Por fin, el 3 y el 4 de mayo de 2003 Juan Pablo II vino por última vez a España y esa fue también la última vez que concelebré con él, en la madrileña plaza de Colón, un mes antes de irme a Australia destinado. Aquel día canonizó a un ramillete de nuevos santos, todos ellos de mi devoción, desde san José María Rubio sj hasta santa Maravillas de Jesús ocd, pasando por santa Angela de la Cruz, santa Genoveva Torres y el santo Padre Poveda, no sé si me dejo alguno.

## ENUNCIADO DEL EJERCICIO:
Vuelve a escribir el pasaje del texto sobre la última visita de Juan Pablo II a España, desde "Por fin, el" hasta "me dejo alguno.", ambos incluidos, y cambia "Australia" por "Filipinas".

## FRAGMENTOS DE DATOS:
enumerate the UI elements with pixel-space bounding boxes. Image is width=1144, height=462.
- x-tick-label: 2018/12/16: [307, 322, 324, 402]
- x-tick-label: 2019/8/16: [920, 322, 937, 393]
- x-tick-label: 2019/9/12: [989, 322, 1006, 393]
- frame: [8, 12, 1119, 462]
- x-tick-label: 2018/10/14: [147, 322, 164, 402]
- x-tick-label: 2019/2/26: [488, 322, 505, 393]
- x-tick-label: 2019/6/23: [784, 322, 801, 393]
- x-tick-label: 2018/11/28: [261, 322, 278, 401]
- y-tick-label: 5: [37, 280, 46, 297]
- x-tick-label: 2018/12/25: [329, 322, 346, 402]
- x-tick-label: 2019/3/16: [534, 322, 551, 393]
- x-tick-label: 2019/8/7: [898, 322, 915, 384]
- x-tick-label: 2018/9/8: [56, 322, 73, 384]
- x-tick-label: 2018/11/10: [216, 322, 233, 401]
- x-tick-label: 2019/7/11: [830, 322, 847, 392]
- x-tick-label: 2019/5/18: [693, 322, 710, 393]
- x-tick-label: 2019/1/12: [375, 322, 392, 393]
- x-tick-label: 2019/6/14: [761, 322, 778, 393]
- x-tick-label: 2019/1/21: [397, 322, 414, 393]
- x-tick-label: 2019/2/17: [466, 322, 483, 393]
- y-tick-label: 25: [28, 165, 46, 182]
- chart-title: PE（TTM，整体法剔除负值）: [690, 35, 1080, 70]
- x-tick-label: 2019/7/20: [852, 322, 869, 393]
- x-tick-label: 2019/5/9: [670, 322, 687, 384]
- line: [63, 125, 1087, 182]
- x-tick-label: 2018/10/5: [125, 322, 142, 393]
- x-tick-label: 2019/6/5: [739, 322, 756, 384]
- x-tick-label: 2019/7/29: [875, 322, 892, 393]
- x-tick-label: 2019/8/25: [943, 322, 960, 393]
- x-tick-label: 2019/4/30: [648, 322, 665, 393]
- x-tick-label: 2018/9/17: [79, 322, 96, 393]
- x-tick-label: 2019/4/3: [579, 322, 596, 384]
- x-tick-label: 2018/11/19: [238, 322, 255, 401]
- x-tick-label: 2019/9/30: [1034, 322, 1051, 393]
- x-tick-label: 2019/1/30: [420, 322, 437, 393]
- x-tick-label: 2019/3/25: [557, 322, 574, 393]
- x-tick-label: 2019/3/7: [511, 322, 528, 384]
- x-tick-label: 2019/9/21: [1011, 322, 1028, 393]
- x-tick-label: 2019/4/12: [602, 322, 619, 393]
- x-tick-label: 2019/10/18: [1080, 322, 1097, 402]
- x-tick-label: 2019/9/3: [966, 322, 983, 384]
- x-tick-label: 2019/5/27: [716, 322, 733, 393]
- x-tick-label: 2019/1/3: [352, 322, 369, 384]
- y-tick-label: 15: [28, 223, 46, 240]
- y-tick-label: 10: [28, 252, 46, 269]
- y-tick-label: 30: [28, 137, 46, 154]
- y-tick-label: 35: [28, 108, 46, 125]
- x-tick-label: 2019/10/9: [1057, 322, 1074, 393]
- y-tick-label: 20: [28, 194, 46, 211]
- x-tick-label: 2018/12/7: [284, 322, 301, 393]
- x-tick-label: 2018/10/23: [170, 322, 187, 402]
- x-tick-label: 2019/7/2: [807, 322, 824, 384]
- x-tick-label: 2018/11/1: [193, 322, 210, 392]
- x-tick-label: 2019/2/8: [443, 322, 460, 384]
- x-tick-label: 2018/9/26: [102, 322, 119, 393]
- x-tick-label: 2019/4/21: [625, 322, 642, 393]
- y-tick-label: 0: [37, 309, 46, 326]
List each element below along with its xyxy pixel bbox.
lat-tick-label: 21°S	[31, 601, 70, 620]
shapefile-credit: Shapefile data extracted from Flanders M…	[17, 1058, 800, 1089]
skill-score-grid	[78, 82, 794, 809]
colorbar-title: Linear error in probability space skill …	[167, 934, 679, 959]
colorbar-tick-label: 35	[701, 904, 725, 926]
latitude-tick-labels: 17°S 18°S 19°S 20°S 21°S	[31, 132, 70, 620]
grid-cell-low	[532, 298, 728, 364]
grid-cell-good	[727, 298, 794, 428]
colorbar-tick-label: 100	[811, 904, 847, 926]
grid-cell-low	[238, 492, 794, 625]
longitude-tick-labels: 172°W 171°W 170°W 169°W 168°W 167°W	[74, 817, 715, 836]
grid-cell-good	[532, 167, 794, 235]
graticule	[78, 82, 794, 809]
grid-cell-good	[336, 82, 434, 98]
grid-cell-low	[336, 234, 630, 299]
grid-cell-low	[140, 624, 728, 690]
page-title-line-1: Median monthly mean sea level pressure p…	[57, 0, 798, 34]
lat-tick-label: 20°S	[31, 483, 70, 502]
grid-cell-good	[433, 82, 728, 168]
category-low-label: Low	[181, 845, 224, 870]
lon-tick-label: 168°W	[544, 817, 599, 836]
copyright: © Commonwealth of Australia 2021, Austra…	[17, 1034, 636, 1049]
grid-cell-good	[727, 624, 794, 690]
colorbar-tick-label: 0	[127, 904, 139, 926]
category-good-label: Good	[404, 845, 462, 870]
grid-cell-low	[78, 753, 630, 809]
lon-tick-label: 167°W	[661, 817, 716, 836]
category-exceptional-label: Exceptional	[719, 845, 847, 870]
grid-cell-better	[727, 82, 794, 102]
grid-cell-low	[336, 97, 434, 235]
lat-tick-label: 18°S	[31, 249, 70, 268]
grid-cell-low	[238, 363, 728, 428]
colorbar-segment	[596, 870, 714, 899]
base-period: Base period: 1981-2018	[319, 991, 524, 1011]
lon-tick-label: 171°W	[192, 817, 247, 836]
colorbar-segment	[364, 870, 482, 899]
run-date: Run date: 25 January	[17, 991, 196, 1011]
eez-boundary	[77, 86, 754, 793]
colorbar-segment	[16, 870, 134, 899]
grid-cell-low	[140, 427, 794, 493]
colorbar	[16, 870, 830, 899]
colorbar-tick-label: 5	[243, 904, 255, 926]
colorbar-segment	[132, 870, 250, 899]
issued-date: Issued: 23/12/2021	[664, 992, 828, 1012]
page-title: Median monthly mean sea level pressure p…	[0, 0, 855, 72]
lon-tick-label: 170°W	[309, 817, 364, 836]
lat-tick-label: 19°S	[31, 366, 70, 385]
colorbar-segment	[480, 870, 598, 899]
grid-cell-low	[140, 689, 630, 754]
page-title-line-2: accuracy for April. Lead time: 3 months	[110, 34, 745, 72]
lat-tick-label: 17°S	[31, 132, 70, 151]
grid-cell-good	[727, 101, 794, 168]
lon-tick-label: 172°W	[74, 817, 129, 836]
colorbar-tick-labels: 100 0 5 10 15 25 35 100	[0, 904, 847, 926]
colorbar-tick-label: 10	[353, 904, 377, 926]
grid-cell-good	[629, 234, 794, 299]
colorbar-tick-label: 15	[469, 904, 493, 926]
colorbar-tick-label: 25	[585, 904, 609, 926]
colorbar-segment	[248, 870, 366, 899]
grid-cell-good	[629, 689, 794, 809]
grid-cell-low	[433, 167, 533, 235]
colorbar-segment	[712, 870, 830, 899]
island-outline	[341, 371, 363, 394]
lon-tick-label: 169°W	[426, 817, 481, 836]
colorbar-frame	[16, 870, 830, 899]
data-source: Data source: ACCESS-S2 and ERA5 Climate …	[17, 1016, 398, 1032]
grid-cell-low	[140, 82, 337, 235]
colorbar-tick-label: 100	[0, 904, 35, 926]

## TAREA RESUELTA:
Por fin, el 3 y el 4 de mayo de 2003 Juan Pablo II vino por última vez a España y esa fue también la última vez que concelebré con él, en la madrileña plaza de Colón, un mes antes de irme a Filipinas destinado. Aquel día canonizó a un ramillete de nuevos santos, todos ellos de mi devoción, desde san José María Rubio sj hasta santa Maravillas de Jesús ocd, pasando por santa Angela de la Cruz, santa Genoveva Torres y el santo Padre Poveda, no sé si me dejo alguno.